* begin *

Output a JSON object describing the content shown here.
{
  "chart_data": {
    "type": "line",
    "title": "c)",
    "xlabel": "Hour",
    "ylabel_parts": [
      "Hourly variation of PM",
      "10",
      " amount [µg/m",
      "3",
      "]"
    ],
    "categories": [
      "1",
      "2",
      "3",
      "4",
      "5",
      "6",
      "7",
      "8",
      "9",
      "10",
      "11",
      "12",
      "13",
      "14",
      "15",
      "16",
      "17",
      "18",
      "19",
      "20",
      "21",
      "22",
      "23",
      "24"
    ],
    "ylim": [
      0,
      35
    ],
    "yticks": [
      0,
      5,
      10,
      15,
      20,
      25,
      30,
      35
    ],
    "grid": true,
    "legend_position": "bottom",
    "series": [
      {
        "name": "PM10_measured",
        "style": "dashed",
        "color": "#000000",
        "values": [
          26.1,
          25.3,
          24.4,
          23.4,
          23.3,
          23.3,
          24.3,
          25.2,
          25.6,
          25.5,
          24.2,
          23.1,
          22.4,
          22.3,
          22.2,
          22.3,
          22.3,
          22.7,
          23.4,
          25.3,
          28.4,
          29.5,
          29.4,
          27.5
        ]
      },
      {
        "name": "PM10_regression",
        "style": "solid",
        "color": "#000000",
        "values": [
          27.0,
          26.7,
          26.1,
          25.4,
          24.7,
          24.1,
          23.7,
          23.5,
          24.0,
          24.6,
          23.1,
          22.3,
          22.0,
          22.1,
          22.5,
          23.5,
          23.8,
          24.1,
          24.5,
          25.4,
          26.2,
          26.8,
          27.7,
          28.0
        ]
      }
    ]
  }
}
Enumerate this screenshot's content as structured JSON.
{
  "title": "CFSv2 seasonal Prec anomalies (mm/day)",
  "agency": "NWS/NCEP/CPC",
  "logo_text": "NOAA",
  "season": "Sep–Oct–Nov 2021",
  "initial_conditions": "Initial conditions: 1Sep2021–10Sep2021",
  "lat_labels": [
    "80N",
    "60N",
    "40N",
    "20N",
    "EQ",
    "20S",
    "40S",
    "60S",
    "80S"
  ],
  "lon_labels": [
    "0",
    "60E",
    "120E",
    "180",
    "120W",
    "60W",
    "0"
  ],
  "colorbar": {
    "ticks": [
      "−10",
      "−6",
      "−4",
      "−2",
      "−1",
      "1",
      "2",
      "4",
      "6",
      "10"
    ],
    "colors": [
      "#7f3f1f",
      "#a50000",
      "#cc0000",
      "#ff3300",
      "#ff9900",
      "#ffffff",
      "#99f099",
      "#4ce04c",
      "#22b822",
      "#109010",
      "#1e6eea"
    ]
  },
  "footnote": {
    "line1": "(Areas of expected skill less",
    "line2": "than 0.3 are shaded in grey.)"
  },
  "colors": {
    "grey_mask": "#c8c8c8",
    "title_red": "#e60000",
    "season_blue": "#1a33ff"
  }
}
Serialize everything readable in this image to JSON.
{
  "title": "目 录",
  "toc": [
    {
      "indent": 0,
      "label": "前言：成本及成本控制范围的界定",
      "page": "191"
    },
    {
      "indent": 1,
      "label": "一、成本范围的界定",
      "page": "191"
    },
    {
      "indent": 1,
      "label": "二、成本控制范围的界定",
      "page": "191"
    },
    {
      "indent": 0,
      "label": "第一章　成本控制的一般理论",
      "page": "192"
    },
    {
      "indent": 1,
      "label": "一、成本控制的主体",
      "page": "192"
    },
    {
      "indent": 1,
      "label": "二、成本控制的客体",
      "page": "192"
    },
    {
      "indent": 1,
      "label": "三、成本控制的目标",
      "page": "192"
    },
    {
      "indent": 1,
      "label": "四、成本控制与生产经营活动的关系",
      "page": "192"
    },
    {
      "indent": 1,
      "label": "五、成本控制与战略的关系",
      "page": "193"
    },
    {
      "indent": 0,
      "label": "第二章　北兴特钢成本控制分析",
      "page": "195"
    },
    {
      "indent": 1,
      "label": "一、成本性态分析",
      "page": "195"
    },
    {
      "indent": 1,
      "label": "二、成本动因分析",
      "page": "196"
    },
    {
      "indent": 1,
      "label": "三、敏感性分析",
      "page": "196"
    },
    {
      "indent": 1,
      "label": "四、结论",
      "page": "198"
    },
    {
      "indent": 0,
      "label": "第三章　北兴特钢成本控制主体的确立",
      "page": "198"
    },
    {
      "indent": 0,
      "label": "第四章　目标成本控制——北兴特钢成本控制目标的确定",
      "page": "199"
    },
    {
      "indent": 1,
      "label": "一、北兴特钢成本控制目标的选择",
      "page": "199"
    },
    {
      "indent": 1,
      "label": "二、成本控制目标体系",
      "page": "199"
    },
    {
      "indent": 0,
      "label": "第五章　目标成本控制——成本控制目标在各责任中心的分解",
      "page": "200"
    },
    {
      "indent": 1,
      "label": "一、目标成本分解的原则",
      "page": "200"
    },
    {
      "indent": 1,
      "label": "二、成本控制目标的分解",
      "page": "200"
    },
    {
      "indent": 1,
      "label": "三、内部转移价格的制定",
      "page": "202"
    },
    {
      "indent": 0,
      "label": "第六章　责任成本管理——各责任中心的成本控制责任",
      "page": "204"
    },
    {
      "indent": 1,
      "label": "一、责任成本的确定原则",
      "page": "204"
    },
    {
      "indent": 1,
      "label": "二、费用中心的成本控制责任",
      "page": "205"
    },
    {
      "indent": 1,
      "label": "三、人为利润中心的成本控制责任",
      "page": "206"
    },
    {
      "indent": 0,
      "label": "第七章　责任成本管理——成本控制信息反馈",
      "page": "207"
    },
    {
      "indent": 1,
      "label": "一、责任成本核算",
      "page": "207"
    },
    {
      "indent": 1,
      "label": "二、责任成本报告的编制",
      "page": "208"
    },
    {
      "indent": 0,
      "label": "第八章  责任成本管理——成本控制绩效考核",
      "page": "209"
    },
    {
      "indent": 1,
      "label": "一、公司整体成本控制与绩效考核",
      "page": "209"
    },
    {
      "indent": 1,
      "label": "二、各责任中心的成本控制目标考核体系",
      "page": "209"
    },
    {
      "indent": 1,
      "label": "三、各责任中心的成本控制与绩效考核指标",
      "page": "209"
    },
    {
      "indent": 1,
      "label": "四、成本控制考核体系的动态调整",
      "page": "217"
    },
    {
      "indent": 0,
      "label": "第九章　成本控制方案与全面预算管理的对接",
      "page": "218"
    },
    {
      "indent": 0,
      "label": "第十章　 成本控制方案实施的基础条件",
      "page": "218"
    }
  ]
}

* end *

Requirement =>
Above are the records; copy every line in them that holds the word "this".

Problem solution =>
Enumerate this screenshot's content as structured JSON.
Serialize everything readable in this image to JSON.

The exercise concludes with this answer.